▶ PROBLEM REQUIREMENTS
Each line that contains the word "icon" counts once; give the total for the records below and nothing else.

▶ GIVEN RECORDS
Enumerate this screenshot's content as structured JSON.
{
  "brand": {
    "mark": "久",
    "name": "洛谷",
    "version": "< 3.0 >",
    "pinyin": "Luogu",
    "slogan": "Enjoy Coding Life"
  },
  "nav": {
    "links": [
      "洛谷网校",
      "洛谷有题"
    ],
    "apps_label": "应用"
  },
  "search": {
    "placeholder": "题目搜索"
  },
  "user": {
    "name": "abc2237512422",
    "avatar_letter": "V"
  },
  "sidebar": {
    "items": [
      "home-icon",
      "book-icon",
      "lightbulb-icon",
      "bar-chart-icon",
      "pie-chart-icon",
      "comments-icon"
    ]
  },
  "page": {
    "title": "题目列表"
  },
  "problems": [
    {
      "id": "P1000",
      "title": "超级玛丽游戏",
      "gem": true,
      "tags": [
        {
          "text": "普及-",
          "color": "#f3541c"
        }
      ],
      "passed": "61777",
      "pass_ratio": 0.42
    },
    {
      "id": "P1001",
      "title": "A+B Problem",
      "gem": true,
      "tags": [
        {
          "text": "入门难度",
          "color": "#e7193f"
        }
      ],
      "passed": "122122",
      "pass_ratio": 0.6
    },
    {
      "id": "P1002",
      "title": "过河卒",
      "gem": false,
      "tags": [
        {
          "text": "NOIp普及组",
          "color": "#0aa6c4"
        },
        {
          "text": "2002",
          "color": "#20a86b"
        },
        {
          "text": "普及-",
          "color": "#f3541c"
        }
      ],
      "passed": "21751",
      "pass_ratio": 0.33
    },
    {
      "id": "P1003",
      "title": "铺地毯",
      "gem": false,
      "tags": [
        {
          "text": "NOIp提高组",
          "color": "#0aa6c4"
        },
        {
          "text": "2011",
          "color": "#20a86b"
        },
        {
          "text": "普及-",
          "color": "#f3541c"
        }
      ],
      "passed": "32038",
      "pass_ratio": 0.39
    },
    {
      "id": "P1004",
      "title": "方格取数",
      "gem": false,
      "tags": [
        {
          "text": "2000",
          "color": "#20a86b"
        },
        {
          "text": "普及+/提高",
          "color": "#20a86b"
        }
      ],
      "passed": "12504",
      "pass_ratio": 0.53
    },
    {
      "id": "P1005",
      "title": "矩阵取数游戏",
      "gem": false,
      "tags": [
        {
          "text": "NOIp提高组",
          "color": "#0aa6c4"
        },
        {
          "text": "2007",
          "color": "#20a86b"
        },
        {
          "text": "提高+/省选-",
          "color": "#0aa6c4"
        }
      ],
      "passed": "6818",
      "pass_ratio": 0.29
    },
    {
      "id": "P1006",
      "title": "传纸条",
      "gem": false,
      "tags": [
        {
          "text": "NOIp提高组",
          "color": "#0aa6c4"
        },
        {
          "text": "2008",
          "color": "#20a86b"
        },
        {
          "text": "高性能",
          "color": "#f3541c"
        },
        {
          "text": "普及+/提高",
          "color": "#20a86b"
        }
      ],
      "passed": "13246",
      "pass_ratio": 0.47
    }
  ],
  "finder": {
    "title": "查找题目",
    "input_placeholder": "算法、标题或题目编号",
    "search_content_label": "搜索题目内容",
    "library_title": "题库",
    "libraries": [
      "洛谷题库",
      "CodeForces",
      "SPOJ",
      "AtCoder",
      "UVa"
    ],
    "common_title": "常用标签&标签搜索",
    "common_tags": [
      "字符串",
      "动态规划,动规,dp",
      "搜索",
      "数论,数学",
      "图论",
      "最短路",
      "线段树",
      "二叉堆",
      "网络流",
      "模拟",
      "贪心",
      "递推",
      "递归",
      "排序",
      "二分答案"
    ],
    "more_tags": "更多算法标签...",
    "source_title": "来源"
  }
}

▶ RESPONSE TO THIS TASK
6